_Set task_
Please set out the records as a Markdown table with the columns Row and Line, starting at the first line and going on through the line containing "mourner-group [304,571,704,598]", both included. Number the rows and leave out blank lines.
□ □ □
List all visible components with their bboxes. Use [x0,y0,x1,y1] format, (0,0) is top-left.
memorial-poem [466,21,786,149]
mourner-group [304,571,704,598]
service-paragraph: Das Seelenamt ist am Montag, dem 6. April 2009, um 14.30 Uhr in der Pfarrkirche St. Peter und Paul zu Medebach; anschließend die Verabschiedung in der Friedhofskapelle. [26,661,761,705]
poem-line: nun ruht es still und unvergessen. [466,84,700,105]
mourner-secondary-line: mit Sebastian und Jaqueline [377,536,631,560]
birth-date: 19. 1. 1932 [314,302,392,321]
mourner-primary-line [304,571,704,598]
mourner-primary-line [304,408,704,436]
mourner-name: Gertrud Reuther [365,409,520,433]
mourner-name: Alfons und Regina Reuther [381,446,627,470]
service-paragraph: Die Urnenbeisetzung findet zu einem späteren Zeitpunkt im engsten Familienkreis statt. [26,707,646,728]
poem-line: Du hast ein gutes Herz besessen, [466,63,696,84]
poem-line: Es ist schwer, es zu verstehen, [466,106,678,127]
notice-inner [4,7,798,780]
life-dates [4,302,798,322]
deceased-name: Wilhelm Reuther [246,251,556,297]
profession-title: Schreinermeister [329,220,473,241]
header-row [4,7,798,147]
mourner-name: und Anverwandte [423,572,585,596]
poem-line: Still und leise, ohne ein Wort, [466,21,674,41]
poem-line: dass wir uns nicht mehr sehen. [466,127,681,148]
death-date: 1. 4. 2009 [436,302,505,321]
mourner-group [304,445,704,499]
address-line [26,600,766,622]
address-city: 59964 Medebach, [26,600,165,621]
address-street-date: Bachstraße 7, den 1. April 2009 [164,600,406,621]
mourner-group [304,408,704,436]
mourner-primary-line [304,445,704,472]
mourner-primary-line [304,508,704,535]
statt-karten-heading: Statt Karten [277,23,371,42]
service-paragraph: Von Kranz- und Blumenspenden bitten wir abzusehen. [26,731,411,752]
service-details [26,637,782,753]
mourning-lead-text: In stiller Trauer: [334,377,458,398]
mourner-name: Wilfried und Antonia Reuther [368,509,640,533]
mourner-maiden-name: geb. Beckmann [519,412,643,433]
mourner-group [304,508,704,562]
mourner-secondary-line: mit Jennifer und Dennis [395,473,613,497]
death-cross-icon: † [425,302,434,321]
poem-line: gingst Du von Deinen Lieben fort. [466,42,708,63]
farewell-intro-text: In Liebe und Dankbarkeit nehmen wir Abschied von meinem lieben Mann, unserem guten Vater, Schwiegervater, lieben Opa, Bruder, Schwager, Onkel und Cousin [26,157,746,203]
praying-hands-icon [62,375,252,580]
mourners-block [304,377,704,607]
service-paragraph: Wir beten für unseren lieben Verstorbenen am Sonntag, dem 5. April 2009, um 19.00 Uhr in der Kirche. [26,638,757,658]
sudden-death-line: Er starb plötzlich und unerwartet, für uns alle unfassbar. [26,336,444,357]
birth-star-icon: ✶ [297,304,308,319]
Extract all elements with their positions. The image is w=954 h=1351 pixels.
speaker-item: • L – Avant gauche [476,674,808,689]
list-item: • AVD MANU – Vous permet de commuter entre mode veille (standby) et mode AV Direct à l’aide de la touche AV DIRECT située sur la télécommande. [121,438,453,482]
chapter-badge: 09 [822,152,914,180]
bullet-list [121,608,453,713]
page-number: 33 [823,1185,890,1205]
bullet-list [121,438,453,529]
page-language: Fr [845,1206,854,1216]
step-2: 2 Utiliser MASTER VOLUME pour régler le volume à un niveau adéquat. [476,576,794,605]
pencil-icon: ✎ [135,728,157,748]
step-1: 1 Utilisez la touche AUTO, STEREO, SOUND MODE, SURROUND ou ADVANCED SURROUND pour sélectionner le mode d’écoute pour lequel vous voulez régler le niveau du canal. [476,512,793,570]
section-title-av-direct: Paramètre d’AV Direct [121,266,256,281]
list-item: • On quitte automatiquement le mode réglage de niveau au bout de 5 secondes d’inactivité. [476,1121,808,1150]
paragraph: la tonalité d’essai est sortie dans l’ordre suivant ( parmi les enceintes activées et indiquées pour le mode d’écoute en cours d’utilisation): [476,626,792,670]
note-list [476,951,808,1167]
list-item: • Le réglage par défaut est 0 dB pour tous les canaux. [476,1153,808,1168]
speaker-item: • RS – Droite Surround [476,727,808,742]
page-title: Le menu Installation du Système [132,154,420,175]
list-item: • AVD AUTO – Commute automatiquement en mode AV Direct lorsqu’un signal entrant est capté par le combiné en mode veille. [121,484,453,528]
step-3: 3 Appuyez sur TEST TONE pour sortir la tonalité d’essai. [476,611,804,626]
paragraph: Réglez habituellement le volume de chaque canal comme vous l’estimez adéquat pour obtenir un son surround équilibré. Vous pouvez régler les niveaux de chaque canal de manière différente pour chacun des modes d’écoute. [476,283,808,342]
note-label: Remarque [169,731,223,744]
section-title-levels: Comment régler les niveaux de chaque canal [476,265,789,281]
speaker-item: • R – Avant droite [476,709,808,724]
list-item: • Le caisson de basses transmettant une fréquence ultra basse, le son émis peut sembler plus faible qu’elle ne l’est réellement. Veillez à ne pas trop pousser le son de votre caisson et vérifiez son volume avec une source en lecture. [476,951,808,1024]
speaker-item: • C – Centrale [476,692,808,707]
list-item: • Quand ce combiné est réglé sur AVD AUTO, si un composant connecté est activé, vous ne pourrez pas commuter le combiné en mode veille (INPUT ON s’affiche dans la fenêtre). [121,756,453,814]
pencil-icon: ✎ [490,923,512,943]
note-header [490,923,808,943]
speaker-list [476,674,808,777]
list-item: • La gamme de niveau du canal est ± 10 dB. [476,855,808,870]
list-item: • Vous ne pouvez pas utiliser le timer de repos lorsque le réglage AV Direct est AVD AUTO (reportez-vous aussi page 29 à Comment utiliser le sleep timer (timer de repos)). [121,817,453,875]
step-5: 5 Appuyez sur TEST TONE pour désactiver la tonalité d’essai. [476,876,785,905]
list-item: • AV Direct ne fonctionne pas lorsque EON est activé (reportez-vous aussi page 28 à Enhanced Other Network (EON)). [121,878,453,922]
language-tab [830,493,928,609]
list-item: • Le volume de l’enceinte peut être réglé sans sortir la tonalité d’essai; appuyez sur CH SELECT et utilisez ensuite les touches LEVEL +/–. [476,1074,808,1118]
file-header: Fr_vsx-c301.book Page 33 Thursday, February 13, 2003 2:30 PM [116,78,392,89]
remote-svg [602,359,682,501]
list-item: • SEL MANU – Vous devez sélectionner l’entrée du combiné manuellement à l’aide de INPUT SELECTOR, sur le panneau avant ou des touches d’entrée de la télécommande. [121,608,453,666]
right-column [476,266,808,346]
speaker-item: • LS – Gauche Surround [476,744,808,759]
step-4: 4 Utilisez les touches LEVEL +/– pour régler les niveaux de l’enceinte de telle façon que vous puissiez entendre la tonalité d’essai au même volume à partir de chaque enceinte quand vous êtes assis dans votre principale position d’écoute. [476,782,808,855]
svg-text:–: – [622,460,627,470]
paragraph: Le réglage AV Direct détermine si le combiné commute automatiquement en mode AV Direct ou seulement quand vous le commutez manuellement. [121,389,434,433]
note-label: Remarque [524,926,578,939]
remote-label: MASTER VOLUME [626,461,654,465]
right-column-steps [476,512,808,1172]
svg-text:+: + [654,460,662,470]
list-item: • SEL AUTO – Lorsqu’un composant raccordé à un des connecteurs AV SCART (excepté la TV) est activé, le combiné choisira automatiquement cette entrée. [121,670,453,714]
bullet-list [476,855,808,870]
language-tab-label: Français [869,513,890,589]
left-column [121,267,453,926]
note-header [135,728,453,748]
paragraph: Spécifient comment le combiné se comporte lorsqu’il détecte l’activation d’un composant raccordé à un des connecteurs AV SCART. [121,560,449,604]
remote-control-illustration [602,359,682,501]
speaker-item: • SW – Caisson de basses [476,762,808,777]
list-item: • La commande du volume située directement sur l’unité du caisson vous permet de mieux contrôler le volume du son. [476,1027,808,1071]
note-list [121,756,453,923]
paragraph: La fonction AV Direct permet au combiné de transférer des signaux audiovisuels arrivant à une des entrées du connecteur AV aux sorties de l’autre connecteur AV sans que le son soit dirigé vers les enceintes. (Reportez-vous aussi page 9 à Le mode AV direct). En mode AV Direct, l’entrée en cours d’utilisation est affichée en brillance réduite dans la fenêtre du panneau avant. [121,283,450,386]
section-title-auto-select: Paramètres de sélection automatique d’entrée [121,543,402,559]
□ □ □
_Correct result_
| Row | Line |
|---|---|
| 1 | List all visible components with their bboxes. Use [x0,y0,x1,y1] format, (0,0) is top-left. |
| 2 | memorial-poem [466,21,786,149] |
| 3 | mourner-group [304,571,704,598] |